Data entries:
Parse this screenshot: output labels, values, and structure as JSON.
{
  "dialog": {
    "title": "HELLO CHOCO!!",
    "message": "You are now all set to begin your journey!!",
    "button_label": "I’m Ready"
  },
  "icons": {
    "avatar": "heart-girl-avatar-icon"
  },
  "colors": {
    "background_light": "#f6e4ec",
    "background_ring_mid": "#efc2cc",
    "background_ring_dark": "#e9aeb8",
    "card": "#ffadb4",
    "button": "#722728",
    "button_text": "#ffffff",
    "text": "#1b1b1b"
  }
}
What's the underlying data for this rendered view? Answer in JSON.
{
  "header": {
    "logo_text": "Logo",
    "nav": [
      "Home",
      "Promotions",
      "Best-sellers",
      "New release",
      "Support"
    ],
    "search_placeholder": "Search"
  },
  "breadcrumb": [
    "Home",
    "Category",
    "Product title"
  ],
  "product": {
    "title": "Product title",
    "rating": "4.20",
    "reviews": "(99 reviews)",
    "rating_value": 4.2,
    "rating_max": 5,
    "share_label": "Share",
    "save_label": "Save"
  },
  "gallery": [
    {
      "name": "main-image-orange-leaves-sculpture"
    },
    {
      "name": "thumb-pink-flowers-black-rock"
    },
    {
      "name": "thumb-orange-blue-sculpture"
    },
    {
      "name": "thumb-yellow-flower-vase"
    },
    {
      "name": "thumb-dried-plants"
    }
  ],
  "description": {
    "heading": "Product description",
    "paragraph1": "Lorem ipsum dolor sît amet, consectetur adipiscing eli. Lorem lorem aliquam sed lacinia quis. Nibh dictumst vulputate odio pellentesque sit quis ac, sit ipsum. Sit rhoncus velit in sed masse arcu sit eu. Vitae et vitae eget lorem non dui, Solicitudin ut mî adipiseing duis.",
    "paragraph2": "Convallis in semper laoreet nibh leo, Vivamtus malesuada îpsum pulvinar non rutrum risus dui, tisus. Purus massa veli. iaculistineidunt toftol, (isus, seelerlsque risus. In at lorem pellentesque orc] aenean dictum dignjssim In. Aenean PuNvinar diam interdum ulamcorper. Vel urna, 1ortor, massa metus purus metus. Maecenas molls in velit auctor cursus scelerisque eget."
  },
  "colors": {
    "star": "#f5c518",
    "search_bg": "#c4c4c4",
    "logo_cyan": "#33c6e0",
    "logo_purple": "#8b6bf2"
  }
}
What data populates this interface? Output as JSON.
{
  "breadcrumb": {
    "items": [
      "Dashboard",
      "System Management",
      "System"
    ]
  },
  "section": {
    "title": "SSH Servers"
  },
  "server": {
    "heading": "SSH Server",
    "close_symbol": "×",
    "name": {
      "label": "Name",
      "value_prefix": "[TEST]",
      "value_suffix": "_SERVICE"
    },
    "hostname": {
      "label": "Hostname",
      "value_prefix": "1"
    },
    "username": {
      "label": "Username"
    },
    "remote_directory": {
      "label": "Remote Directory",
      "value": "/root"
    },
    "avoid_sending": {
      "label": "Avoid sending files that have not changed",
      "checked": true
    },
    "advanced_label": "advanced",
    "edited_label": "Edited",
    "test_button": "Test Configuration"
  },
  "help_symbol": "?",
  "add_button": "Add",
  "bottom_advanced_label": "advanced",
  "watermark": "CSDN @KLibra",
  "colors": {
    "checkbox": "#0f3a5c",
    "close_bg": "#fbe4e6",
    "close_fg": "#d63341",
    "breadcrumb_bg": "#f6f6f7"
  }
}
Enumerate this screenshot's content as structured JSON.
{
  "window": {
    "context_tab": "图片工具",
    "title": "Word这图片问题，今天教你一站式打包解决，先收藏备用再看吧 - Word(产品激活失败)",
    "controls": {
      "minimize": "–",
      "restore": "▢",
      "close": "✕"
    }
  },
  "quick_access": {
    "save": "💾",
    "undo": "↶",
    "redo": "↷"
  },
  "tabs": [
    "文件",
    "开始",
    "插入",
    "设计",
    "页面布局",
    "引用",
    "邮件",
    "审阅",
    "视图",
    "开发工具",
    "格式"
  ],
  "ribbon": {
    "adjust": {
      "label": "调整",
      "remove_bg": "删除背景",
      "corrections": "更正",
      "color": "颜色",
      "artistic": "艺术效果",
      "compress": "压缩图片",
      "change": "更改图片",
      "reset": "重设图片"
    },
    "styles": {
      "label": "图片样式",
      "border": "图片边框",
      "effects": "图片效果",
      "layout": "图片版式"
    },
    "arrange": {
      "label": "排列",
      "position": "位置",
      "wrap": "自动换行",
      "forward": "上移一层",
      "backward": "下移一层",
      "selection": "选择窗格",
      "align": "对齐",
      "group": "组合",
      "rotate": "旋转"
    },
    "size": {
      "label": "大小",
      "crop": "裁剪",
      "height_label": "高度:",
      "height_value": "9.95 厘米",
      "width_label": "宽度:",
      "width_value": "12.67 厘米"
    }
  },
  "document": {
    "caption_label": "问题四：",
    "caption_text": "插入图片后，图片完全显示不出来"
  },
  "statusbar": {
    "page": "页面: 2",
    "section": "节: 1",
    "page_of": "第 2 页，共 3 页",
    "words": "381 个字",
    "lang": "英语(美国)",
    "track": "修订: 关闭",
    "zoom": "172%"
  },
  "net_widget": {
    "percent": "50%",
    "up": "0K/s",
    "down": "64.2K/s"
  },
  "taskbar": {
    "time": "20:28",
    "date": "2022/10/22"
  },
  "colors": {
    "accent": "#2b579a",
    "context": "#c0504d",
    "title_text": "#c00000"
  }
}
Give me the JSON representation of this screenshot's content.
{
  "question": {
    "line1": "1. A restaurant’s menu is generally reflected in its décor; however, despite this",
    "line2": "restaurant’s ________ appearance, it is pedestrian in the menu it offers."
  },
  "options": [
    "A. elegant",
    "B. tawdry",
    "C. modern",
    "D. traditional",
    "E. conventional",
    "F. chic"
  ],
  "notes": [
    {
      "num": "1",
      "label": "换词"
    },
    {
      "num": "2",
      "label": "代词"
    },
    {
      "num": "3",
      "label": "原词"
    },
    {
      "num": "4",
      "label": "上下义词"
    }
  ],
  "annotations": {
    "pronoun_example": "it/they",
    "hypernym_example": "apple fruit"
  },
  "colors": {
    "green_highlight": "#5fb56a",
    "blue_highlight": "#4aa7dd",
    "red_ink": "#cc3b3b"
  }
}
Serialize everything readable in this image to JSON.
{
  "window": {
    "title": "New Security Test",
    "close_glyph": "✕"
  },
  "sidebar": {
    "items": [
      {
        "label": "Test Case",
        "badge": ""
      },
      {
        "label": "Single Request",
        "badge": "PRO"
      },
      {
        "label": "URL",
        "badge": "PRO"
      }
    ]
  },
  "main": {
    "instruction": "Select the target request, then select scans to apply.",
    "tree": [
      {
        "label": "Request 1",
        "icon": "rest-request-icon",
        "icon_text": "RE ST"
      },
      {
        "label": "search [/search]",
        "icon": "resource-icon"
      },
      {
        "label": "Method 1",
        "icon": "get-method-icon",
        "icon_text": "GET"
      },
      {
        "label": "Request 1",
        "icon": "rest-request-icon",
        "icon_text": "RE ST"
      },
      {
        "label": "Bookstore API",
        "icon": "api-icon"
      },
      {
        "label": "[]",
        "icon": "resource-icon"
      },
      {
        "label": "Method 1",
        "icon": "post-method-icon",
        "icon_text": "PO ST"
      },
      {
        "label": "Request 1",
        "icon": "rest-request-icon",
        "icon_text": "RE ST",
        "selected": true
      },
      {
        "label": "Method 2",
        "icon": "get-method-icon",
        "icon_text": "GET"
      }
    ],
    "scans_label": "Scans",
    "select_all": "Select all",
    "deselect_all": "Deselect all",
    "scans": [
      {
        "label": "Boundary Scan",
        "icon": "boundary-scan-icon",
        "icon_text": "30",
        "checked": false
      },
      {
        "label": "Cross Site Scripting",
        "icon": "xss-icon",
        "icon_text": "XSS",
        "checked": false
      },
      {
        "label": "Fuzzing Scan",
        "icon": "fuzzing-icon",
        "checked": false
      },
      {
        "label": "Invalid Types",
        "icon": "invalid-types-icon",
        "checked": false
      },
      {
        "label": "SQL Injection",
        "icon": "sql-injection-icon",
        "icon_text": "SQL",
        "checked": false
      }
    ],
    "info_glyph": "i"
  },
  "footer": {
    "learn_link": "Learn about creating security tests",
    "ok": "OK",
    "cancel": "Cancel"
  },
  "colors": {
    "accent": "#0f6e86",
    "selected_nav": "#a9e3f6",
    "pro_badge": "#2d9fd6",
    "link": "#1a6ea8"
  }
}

Task goal: Copy each line of the records containing the string "restaurant".

Response:
    "line1": "1. A restaurant’s menu is generally reflected in its décor; however, despite this",
    "line2": "restaurant’s ________ appearance, it is pedestrian in the menu it offers."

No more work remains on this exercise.